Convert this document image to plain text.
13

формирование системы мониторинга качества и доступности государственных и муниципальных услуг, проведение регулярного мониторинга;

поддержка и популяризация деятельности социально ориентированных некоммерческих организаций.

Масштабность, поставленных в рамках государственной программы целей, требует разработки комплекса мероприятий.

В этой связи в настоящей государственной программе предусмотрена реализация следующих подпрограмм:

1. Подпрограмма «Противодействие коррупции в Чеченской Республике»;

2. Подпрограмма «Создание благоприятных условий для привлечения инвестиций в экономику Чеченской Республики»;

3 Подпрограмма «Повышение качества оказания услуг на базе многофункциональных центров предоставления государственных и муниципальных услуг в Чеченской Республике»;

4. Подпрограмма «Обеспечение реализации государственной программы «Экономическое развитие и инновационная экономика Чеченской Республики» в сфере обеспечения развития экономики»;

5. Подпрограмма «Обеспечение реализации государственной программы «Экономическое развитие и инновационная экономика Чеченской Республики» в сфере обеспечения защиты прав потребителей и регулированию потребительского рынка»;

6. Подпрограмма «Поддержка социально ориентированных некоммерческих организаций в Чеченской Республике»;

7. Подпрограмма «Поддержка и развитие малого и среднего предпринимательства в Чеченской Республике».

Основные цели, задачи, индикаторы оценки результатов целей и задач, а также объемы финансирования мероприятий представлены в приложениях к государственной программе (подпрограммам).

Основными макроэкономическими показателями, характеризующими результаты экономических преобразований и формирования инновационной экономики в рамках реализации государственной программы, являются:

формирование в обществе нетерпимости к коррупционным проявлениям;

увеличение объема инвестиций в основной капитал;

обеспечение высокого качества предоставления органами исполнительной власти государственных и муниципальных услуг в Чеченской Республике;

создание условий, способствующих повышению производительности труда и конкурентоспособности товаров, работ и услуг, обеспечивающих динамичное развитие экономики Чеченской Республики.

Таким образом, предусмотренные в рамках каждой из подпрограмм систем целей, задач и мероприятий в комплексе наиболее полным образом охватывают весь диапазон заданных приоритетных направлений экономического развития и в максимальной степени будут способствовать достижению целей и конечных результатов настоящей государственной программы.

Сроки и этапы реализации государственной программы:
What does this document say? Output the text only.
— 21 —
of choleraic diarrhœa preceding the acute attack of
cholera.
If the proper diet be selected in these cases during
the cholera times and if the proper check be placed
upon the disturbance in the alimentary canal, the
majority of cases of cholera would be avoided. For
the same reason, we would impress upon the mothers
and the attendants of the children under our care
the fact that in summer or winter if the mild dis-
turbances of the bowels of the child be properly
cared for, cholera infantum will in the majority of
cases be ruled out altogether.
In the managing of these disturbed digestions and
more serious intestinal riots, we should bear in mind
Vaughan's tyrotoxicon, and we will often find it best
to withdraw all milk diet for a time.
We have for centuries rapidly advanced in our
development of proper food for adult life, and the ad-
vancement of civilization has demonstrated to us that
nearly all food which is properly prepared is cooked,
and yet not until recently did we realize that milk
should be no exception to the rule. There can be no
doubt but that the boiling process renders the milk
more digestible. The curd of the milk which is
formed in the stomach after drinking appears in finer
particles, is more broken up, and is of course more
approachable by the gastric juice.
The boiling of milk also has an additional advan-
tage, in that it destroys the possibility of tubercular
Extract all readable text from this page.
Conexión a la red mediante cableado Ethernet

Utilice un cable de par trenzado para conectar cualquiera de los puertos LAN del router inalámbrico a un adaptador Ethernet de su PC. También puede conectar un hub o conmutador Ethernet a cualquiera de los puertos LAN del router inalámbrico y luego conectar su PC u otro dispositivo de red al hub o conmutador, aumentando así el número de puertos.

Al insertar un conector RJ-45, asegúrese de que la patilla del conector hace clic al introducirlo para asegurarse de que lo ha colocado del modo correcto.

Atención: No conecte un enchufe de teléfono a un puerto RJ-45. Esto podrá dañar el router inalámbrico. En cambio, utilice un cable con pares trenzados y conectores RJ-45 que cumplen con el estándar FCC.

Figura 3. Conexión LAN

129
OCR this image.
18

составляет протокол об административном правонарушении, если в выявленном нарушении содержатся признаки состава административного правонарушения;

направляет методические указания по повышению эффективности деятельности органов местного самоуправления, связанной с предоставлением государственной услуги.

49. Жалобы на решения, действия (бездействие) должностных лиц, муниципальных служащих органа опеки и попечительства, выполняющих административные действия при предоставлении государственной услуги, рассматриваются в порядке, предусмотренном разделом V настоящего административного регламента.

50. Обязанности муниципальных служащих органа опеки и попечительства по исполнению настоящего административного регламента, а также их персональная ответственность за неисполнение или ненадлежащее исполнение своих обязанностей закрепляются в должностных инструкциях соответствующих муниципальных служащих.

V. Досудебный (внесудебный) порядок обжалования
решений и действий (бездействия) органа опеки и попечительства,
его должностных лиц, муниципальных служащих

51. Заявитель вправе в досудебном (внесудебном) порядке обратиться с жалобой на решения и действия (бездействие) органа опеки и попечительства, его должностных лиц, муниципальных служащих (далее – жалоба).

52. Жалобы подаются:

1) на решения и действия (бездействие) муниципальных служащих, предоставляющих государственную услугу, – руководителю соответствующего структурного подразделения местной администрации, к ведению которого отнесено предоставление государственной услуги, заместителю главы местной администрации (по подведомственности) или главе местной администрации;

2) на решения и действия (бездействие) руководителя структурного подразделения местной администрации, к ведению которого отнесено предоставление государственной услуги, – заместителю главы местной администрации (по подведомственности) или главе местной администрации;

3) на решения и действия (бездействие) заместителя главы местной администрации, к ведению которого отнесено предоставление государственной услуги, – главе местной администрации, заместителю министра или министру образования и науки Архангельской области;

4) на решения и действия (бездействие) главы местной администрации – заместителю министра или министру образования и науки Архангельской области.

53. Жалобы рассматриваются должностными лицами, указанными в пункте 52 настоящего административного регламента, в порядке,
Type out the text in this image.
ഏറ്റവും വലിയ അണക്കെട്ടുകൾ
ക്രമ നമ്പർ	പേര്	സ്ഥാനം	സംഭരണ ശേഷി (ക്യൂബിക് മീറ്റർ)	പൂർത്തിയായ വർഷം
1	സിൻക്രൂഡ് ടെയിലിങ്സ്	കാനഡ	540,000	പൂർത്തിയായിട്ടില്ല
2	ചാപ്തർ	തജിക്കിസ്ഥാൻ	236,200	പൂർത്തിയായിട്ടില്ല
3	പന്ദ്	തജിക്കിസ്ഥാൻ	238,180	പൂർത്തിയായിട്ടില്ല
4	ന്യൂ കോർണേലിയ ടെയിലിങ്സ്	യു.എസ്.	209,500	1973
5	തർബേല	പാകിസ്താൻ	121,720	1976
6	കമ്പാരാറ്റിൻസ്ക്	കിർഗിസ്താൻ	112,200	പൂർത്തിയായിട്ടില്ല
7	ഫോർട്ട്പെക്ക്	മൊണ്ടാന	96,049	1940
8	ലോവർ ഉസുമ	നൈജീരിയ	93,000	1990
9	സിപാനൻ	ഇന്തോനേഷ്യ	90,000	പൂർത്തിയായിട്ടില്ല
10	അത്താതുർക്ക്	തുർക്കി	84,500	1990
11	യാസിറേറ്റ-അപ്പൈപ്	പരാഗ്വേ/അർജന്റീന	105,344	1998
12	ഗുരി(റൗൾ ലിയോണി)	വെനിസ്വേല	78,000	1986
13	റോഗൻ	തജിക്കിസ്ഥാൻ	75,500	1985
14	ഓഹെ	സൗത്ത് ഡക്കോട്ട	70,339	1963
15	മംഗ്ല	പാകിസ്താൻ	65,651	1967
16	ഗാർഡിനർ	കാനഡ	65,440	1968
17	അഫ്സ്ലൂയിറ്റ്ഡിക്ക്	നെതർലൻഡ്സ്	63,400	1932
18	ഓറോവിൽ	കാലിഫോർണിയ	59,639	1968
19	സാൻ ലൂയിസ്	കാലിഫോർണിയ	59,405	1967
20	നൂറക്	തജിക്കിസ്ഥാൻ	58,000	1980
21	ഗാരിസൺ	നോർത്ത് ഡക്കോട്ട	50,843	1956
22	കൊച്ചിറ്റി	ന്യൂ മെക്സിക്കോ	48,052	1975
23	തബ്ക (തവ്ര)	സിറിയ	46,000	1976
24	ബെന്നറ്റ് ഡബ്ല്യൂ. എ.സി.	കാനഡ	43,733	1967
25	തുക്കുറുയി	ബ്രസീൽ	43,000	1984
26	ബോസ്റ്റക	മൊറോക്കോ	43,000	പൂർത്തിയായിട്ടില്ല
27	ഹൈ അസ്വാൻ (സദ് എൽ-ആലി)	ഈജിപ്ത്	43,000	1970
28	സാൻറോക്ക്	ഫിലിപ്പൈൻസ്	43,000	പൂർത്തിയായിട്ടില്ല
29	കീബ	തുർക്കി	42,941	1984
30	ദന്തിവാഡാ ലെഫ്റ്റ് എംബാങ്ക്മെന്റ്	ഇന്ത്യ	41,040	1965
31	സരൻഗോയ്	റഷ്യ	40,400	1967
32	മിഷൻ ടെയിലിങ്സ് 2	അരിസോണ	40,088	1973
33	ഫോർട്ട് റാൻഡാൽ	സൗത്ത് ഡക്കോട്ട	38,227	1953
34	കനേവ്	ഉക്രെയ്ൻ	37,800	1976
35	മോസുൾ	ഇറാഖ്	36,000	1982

**STATED GOAL**
Read the lines above. Gather those in which the string "this" is found.

**EXERCISE SOLUTION**
Convert this document image to plain text.
What does this document say? Output the text only.
Extract all readable text from this page.
OCR this image.
Type out the text in this image.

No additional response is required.